### [Task prompt]
Without including the images, transcribe each record precisely as it appears below.

### [Source data]
⟨

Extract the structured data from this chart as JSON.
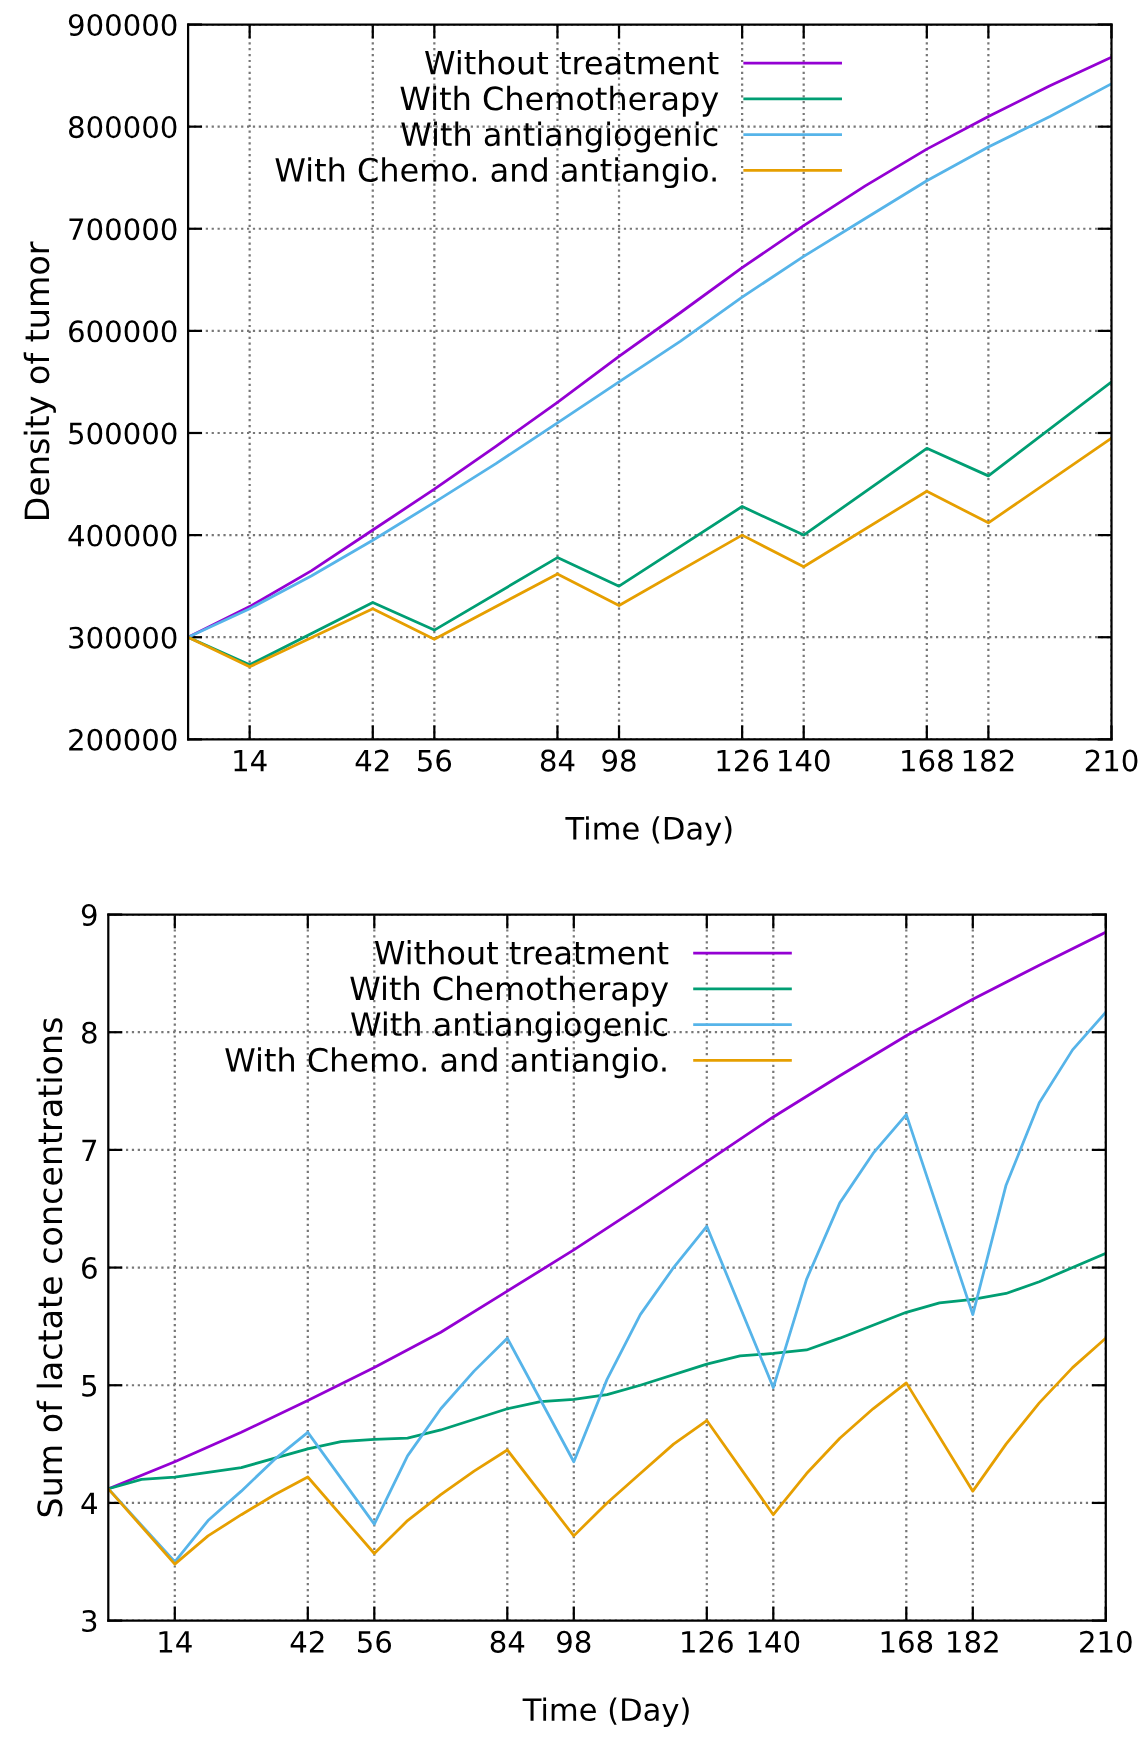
{
  "chart_data": [
    {
      "type": "line",
      "xlabel": "Time (Day)",
      "ylabel": "Density of tumor",
      "xlim": [
        0,
        210
      ],
      "xticks": [
        14,
        42,
        56,
        84,
        98,
        126,
        140,
        168,
        182,
        210
      ],
      "ylim": [
        200000,
        900000
      ],
      "yticks": [
        200000,
        300000,
        400000,
        500000,
        600000,
        700000,
        800000,
        900000
      ],
      "grid": true,
      "legend": "top",
      "line_style": "solid",
      "marker": "none",
      "series": [
        {
          "name": "Without treatment",
          "color": "#9400d3",
          "x": [
            0,
            14,
            28,
            42,
            56,
            70,
            84,
            98,
            112,
            126,
            140,
            154,
            168,
            182,
            196,
            210
          ],
          "values": [
            300000,
            330000,
            365000,
            405000,
            445000,
            487000,
            530000,
            575000,
            618000,
            662000,
            703000,
            742000,
            778000,
            810000,
            840000,
            868000
          ]
        },
        {
          "name": "With Chemotherapy",
          "color": "#009e73",
          "x": [
            0,
            14,
            42,
            56,
            84,
            98,
            126,
            140,
            168,
            182,
            210
          ],
          "values": [
            300000,
            273000,
            334000,
            307000,
            378000,
            350000,
            428000,
            400000,
            485000,
            458000,
            550000
          ]
        },
        {
          "name": "With antiangiogenic",
          "color": "#56b4e9",
          "x": [
            0,
            14,
            28,
            42,
            56,
            70,
            84,
            98,
            112,
            126,
            140,
            154,
            168,
            182,
            196,
            210
          ],
          "values": [
            300000,
            328000,
            360000,
            395000,
            432000,
            470000,
            510000,
            550000,
            590000,
            633000,
            673000,
            710000,
            747000,
            780000,
            810000,
            842000
          ]
        },
        {
          "name": "With Chemo. and antiangio.",
          "color": "#e69f00",
          "x": [
            0,
            14,
            42,
            56,
            84,
            98,
            126,
            140,
            168,
            182,
            210
          ],
          "values": [
            300000,
            271000,
            328000,
            298000,
            362000,
            331000,
            400000,
            369000,
            443000,
            412000,
            495000
          ]
        }
      ]
    },
    {
      "type": "line",
      "xlabel": "Time (Day)",
      "ylabel": "Sum of lactate concentrations",
      "xlim": [
        0,
        210
      ],
      "xticks": [
        14,
        42,
        56,
        84,
        98,
        126,
        140,
        168,
        182,
        210
      ],
      "ylim": [
        3,
        9
      ],
      "yticks": [
        3,
        4,
        5,
        6,
        7,
        8,
        9
      ],
      "grid": true,
      "legend": "top",
      "line_style": "solid",
      "marker": "none",
      "series": [
        {
          "name": "Without treatment",
          "color": "#9400d3",
          "x": [
            0,
            14,
            28,
            42,
            56,
            70,
            84,
            98,
            112,
            126,
            140,
            154,
            168,
            182,
            196,
            210
          ],
          "values": [
            4.12,
            4.35,
            4.6,
            4.87,
            5.15,
            5.45,
            5.8,
            6.15,
            6.52,
            6.9,
            7.28,
            7.63,
            7.97,
            8.28,
            8.57,
            8.85
          ]
        },
        {
          "name": "With Chemotherapy",
          "color": "#009e73",
          "x": [
            0,
            7,
            14,
            28,
            42,
            49,
            56,
            63,
            70,
            84,
            91,
            98,
            105,
            112,
            126,
            133,
            140,
            147,
            154,
            168,
            175,
            182,
            189,
            196,
            210
          ],
          "values": [
            4.12,
            4.2,
            4.22,
            4.3,
            4.46,
            4.52,
            4.54,
            4.55,
            4.62,
            4.8,
            4.86,
            4.88,
            4.92,
            5.0,
            5.18,
            5.25,
            5.27,
            5.3,
            5.4,
            5.62,
            5.7,
            5.73,
            5.78,
            5.88,
            6.12
          ]
        },
        {
          "name": "With antiangiogenic",
          "color": "#56b4e9",
          "x": [
            0,
            14,
            21,
            28,
            35,
            42,
            56,
            63,
            70,
            77,
            84,
            98,
            105,
            112,
            119,
            126,
            140,
            147,
            154,
            161,
            168,
            182,
            189,
            196,
            203,
            210
          ],
          "values": [
            4.12,
            3.5,
            3.85,
            4.1,
            4.37,
            4.6,
            3.82,
            4.4,
            4.8,
            5.12,
            5.4,
            4.35,
            5.05,
            5.6,
            6.0,
            6.35,
            4.98,
            5.9,
            6.55,
            6.97,
            7.3,
            5.6,
            6.7,
            7.4,
            7.85,
            8.17
          ]
        },
        {
          "name": "With Chemo. and antiangio.",
          "color": "#e69f00",
          "x": [
            0,
            14,
            21,
            28,
            35,
            42,
            56,
            63,
            70,
            77,
            84,
            98,
            105,
            112,
            119,
            126,
            140,
            147,
            154,
            161,
            168,
            182,
            189,
            196,
            203,
            210
          ],
          "values": [
            4.12,
            3.48,
            3.72,
            3.9,
            4.07,
            4.22,
            3.57,
            3.85,
            4.07,
            4.27,
            4.45,
            3.72,
            4.0,
            4.25,
            4.5,
            4.7,
            3.9,
            4.25,
            4.55,
            4.8,
            5.02,
            4.1,
            4.5,
            4.85,
            5.15,
            5.4
          ]
        }
      ]
    }
  ]
}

⟩

### [Expected answer]
Extract the structured data from this chart as JSON.
{
  "chart_data": [
    {
      "type": "line",
      "xlabel": "Time (Day)",
      "ylabel": "Density of tumor",
      "xlim": [
        0,
        210
      ],
      "xticks": [
        14,
        42,
        56,
        84,
        98,
        126,
        140,
        168,
        182,
        210
      ],
      "ylim": [
        200000,
        900000
      ],
      "yticks": [
        200000,
        300000,
        400000,
        500000,
        600000,
        700000,
        800000,
        900000
      ],
      "grid": true,
      "legend": "top",
      "line_style": "solid",
      "marker": "none",
      "series": [
        {
          "name": "Without treatment",
          "color": "#9400d3",
          "x": [
            0,
            14,
            28,
            42,
            56,
            70,
            84,
            98,
            112,
            126,
            140,
            154,
            168,
            182,
            196,
            210
          ],
          "values": [
            300000,
            330000,
            365000,
            405000,
            445000,
            487000,
            530000,
            575000,
            618000,
            662000,
            703000,
            742000,
            778000,
            810000,
            840000,
            868000
          ]
        },
        {
          "name": "With Chemotherapy",
          "color": "#009e73",
          "x": [
            0,
            14,
            42,
            56,
            84,
            98,
            126,
            140,
            168,
            182,
            210
          ],
          "values": [
            300000,
            273000,
            334000,
            307000,
            378000,
            350000,
            428000,
            400000,
            485000,
            458000,
            550000
          ]
        },
        {
          "name": "With antiangiogenic",
          "color": "#56b4e9",
          "x": [
            0,
            14,
            28,
            42,
            56,
            70,
            84,
            98,
            112,
            126,
            140,
            154,
            168,
            182,
            196,
            210
          ],
          "values": [
            300000,
            328000,
            360000,
            395000,
            432000,
            470000,
            510000,
            550000,
            590000,
            633000,
            673000,
            710000,
            747000,
            780000,
            810000,
            842000
          ]
        },
        {
          "name": "With Chemo. and antiangio.",
          "color": "#e69f00",
          "x": [
            0,
            14,
            42,
            56,
            84,
            98,
            126,
            140,
            168,
            182,
            210
          ],
          "values": [
            300000,
            271000,
            328000,
            298000,
            362000,
            331000,
            400000,
            369000,
            443000,
            412000,
            495000
          ]
        }
      ]
    },
    {
      "type": "line",
      "xlabel": "Time (Day)",
      "ylabel": "Sum of lactate concentrations",
      "xlim": [
        0,
        210
      ],
      "xticks": [
        14,
        42,
        56,
        84,
        98,
        126,
        140,
        168,
        182,
        210
      ],
      "ylim": [
        3,
        9
      ],
      "yticks": [
        3,
        4,
        5,
        6,
        7,
        8,
        9
      ],
      "grid": true,
      "legend": "top",
      "line_style": "solid",
      "marker": "none",
      "series": [
        {
          "name": "Without treatment",
          "color": "#9400d3",
          "x": [
            0,
            14,
            28,
            42,
            56,
            70,
            84,
            98,
            112,
            126,
            140,
            154,
            168,
            182,
            196,
            210
          ],
          "values": [
            4.12,
            4.35,
            4.6,
            4.87,
            5.15,
            5.45,
            5.8,
            6.15,
            6.52,
            6.9,
            7.28,
            7.63,
            7.97,
            8.28,
            8.57,
            8.85
          ]
        },
        {
          "name": "With Chemotherapy",
          "color": "#009e73",
          "x": [
            0,
            7,
            14,
            28,
            42,
            49,
            56,
            63,
            70,
            84,
            91,
            98,
            105,
            112,
            126,
            133,
            140,
            147,
            154,
            168,
            175,
            182,
            189,
            196,
            210
          ],
          "values": [
            4.12,
            4.2,
            4.22,
            4.3,
            4.46,
            4.52,
            4.54,
            4.55,
            4.62,
            4.8,
            4.86,
            4.88,
            4.92,
            5.0,
            5.18,
            5.25,
            5.27,
            5.3,
            5.4,
            5.62,
            5.7,
            5.73,
            5.78,
            5.88,
            6.12
          ]
        },
        {
          "name": "With antiangiogenic",
          "color": "#56b4e9",
          "x": [
            0,
            14,
            21,
            28,
            35,
            42,
            56,
            63,
            70,
            77,
            84,
            98,
            105,
            112,
            119,
            126,
            140,
            147,
            154,
            161,
            168,
            182,
            189,
            196,
            203,
            210
          ],
          "values": [
            4.12,
            3.5,
            3.85,
            4.1,
            4.37,
            4.6,
            3.82,
            4.4,
            4.8,
            5.12,
            5.4,
            4.35,
            5.05,
            5.6,
            6.0,
            6.35,
            4.98,
            5.9,
            6.55,
            6.97,
            7.3,
            5.6,
            6.7,
            7.4,
            7.85,
            8.17
          ]
        },
        {
          "name": "With Chemo. and antiangio.",
          "color": "#e69f00",
          "x": [
            0,
            14,
            21,
            28,
            35,
            42,
            56,
            63,
            70,
            77,
            84,
            98,
            105,
            112,
            119,
            126,
            140,
            147,
            154,
            161,
            168,
            182,
            189,
            196,
            203,
            210
          ],
          "values": [
            4.12,
            3.48,
            3.72,
            3.9,
            4.07,
            4.22,
            3.57,
            3.85,
            4.07,
            4.27,
            4.45,
            3.72,
            4.0,
            4.25,
            4.5,
            4.7,
            3.9,
            4.25,
            4.55,
            4.8,
            5.02,
            4.1,
            4.5,
            4.85,
            5.15,
            5.4
          ]
        }
      ]
    }
  ]
}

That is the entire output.